* start Records supplied *

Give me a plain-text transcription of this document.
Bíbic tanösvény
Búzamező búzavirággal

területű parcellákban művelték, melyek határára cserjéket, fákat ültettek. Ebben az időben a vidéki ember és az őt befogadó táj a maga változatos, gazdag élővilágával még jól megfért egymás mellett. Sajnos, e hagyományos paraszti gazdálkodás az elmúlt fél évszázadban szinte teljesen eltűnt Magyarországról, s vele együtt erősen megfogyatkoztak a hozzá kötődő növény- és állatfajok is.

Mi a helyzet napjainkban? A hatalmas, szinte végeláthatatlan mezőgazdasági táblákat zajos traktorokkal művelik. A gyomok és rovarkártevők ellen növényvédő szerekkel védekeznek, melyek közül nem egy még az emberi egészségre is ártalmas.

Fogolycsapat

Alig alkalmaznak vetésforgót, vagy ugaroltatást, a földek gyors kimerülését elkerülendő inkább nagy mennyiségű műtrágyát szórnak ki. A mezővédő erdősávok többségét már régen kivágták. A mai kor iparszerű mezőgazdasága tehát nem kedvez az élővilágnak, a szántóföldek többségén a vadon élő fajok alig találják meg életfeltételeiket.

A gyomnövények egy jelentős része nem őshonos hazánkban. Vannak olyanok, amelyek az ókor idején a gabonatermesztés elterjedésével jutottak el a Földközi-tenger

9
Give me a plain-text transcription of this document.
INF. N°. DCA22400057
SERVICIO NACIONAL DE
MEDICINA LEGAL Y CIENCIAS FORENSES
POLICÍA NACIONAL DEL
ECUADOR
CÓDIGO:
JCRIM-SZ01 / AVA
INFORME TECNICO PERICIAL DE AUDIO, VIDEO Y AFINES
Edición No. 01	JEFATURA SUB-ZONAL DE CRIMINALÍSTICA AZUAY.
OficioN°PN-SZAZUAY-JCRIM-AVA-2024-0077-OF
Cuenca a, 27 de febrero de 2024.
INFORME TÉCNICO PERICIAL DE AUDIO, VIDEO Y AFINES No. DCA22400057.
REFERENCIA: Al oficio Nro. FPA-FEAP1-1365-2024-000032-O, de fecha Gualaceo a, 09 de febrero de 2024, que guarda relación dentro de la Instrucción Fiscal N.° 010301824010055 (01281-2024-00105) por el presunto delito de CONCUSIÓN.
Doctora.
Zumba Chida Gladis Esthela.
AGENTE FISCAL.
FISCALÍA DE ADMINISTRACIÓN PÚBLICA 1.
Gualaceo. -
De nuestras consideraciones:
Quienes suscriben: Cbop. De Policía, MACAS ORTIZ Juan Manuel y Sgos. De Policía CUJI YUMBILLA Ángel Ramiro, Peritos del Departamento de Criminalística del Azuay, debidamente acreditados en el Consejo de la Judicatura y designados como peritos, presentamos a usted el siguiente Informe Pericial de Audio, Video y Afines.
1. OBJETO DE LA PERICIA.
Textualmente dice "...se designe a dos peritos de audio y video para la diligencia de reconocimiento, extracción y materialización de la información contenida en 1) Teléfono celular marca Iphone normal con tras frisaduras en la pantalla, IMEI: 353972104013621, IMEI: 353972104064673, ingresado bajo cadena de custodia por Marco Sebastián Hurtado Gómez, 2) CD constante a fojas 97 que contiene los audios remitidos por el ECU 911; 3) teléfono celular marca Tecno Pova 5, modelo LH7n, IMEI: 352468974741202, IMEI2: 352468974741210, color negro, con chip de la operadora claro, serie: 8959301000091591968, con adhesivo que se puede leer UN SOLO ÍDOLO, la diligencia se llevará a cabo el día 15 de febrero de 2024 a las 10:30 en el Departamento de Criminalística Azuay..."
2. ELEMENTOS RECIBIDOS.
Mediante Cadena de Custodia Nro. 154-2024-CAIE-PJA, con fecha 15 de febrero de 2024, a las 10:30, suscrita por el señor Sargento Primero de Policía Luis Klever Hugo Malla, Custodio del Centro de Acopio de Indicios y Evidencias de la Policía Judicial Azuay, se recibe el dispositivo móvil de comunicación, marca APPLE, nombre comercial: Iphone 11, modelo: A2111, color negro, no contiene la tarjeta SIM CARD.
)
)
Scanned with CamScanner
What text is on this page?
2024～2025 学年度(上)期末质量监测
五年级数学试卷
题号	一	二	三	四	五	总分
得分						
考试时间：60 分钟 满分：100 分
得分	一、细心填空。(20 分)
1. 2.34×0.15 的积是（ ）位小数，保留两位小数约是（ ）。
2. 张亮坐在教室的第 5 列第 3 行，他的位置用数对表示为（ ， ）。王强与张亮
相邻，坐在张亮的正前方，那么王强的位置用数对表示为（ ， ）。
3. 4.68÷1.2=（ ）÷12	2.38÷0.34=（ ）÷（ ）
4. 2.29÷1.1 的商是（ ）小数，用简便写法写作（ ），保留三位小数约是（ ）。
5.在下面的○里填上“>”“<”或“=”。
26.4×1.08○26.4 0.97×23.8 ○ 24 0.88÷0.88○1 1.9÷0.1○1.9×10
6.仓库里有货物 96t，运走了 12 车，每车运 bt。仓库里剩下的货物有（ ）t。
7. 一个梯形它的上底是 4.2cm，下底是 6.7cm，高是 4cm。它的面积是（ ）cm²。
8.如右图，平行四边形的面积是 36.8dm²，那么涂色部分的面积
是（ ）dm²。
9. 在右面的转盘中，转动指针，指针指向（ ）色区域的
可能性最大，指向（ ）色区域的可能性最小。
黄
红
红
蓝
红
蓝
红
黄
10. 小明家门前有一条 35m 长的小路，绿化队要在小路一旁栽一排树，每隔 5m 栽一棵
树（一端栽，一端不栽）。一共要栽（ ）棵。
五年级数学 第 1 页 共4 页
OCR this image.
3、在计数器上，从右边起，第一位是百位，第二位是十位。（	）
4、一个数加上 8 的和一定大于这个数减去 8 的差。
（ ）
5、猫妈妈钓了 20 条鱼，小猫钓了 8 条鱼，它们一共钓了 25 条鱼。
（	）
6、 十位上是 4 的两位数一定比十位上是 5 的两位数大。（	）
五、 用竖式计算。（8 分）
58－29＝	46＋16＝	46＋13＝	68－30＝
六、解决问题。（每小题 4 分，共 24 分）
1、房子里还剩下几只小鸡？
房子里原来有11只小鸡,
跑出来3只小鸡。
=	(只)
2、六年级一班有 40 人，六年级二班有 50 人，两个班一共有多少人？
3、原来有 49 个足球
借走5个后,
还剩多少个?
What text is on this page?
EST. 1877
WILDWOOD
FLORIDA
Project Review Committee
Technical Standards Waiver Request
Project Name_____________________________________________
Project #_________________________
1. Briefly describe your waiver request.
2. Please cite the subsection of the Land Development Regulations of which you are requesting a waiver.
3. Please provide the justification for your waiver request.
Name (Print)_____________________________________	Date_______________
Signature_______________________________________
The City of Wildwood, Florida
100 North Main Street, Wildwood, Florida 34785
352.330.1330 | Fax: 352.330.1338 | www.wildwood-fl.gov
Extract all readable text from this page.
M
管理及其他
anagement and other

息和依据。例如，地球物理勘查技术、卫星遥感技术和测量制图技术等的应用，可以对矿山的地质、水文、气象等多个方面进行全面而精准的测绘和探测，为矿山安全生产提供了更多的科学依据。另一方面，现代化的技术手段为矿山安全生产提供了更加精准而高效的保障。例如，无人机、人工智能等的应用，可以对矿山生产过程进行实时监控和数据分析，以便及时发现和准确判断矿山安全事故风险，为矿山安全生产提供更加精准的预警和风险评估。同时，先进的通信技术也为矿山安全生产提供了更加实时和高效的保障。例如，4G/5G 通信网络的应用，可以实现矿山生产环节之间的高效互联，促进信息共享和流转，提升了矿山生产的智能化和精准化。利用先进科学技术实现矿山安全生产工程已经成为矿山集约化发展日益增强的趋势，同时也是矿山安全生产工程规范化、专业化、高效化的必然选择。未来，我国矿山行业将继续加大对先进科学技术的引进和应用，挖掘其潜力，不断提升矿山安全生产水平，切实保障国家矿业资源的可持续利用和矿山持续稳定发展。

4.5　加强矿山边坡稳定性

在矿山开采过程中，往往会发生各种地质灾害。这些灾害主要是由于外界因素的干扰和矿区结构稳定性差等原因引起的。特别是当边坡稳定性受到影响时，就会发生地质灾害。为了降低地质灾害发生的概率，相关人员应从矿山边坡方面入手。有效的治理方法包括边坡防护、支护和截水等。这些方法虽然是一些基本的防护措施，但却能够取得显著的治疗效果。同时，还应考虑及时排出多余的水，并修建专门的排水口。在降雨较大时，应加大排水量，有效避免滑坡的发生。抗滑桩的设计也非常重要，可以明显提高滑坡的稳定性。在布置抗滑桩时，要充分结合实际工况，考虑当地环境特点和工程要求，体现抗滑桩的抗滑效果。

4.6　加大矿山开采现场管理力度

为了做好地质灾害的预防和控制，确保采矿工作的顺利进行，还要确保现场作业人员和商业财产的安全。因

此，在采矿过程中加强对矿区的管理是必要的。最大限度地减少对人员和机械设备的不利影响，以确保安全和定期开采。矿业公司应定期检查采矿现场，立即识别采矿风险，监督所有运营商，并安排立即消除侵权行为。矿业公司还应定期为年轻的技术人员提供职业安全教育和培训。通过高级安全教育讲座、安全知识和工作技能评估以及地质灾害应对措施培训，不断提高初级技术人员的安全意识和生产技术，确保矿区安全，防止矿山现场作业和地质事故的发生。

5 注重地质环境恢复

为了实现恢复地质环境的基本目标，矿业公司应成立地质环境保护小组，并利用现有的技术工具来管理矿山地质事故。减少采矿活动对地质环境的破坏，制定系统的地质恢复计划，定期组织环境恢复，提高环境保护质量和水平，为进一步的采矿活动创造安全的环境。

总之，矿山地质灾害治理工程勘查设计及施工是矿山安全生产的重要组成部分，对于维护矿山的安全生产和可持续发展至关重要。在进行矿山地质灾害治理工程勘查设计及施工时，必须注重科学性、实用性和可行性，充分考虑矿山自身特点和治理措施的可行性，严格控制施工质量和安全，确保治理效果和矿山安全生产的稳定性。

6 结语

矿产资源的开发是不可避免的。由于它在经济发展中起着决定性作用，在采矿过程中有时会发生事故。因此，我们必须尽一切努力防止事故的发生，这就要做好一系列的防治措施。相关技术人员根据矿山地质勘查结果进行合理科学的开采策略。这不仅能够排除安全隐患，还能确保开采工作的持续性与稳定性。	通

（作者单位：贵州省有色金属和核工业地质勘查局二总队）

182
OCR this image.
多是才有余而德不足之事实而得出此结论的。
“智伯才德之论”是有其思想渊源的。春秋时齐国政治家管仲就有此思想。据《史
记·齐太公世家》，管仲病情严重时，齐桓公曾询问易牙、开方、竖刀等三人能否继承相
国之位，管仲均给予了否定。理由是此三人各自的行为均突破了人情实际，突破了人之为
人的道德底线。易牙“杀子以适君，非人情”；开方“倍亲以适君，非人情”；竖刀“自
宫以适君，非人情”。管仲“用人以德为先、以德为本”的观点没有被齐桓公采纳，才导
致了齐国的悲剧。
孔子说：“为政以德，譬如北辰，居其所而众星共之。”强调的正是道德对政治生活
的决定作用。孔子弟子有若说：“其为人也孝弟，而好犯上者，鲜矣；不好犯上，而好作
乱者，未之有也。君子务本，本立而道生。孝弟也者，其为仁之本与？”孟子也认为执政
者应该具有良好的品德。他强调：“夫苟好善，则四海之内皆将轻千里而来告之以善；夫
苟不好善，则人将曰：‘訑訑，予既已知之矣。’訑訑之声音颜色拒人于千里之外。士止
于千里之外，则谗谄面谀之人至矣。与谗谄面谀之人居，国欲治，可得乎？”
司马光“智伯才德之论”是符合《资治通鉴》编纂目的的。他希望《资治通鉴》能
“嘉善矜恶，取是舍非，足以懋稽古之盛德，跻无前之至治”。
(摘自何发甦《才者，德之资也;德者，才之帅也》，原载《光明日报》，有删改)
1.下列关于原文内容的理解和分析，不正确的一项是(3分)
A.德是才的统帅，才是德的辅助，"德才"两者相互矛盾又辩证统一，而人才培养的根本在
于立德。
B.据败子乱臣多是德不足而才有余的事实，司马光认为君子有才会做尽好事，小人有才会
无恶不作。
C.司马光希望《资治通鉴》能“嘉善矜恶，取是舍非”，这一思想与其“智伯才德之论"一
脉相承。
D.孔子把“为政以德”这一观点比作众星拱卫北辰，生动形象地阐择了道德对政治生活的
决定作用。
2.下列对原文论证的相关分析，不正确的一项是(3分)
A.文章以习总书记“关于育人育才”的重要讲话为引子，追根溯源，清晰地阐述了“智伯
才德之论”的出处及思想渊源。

* end Records supplied *

Find the word "Project" in the data and copy out each line where it turns up.

• _Full response_
Project Review Committee
Project Name_____________________________________________
Project #_________________________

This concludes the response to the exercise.